- Directions for this task: Write every record out again exactly as given.
— start Records provided —
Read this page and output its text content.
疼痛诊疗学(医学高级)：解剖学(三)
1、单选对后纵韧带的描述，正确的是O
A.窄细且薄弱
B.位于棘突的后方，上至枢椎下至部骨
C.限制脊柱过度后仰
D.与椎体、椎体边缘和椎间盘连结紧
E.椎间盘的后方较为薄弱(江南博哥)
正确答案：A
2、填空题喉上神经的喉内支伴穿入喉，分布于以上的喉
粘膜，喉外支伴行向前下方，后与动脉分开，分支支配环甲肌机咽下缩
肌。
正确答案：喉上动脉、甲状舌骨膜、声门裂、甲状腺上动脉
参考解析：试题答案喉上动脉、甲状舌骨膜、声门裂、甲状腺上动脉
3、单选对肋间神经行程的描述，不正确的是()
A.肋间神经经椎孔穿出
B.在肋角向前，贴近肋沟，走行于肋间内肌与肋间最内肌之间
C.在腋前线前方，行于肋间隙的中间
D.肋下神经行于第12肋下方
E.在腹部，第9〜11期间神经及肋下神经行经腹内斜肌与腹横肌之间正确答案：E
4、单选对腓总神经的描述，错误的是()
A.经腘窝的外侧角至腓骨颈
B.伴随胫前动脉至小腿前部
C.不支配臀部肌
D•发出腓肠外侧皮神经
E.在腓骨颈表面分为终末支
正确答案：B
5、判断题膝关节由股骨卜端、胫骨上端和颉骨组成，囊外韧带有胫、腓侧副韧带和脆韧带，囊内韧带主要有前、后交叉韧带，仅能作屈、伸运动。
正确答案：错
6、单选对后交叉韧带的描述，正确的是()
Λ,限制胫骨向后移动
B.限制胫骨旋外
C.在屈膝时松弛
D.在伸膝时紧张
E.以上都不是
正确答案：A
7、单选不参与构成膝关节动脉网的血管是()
— end Records provided —
- Task solution:
Read this page and output its text content.
疼痛诊疗学(医学高级)：解剖学(三)
1、单选对后纵韧带的描述，正确的是O
A.窄细且薄弱
B.位于棘突的后方，上至枢椎下至部骨
C.限制脊柱过度后仰
D.与椎体、椎体边缘和椎间盘连结紧
E.椎间盘的后方较为薄弱(江南博哥)
正确答案：A
2、填空题喉上神经的喉内支伴穿入喉，分布于以上的喉
粘膜，喉外支伴行向前下方，后与动脉分开，分支支配环甲肌机咽下缩
肌。
正确答案：喉上动脉、甲状舌骨膜、声门裂、甲状腺上动脉
参考解析：试题答案喉上动脉、甲状舌骨膜、声门裂、甲状腺上动脉
3、单选对肋间神经行程的描述，不正确的是()
A.肋间神经经椎孔穿出
B.在肋角向前，贴近肋沟，走行于肋间内肌与肋间最内肌之间
C.在腋前线前方，行于肋间隙的中间
D.肋下神经行于第12肋下方
E.在腹部，第9〜11期间神经及肋下神经行经腹内斜肌与腹横肌之间正确答案：E
4、单选对腓总神经的描述，错误的是()
A.经腘窝的外侧角至腓骨颈
B.伴随胫前动脉至小腿前部
C.不支配臀部肌
D•发出腓肠外侧皮神经
E.在腓骨颈表面分为终末支
正确答案：B
5、判断题膝关节由股骨卜端、胫骨上端和颉骨组成，囊外韧带有胫、腓侧副韧带和脆韧带，囊内韧带主要有前、后交叉韧带，仅能作屈、伸运动。
正确答案：错
6、单选对后交叉韧带的描述，正确的是()
Λ,限制胫骨向后移动
B.限制胫骨旋外
C.在屈膝时松弛
D.在伸膝时紧张
E.以上都不是
正确答案：A
7、单选不参与构成膝关节动脉网的血管是()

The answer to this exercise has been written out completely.